··· Data for the task ···

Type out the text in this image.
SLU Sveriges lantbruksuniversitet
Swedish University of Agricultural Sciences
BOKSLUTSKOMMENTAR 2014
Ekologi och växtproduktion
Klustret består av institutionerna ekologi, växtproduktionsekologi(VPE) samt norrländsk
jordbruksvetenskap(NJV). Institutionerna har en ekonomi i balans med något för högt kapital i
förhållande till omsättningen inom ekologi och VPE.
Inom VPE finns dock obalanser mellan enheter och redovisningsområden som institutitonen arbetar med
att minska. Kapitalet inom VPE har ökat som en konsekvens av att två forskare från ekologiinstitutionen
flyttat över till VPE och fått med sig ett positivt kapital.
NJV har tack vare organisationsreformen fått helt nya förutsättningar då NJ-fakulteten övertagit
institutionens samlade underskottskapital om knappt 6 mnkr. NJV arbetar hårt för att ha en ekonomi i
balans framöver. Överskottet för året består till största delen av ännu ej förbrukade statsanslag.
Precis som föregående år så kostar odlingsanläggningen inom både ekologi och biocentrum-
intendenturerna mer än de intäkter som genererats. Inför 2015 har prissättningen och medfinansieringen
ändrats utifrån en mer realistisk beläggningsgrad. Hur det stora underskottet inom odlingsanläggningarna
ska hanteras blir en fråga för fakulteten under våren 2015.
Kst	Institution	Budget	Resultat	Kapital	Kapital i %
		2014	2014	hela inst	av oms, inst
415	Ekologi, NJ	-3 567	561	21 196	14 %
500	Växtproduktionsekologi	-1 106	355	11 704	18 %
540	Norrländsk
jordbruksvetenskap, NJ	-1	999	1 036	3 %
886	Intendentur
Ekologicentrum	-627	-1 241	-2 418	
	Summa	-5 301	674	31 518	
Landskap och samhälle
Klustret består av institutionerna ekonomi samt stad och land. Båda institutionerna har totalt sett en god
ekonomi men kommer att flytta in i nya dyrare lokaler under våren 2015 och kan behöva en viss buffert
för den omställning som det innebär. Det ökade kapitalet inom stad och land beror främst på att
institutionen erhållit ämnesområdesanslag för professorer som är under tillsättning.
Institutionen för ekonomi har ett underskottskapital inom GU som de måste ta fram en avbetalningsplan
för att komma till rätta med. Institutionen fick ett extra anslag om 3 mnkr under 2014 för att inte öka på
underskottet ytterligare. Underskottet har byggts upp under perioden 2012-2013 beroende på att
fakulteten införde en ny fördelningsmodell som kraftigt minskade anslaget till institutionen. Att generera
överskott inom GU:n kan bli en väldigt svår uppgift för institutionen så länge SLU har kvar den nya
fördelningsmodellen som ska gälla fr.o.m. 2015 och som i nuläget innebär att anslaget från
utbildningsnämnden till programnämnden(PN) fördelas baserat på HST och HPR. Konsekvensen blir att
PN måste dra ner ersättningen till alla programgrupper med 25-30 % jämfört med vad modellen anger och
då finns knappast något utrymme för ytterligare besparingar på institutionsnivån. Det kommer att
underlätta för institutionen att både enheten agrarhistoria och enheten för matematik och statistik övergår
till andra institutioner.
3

···

# Work instructions
What is the number of lines in the records that contain the word "fakulteten"? Answer with the number and nothing else.

# Complete response
3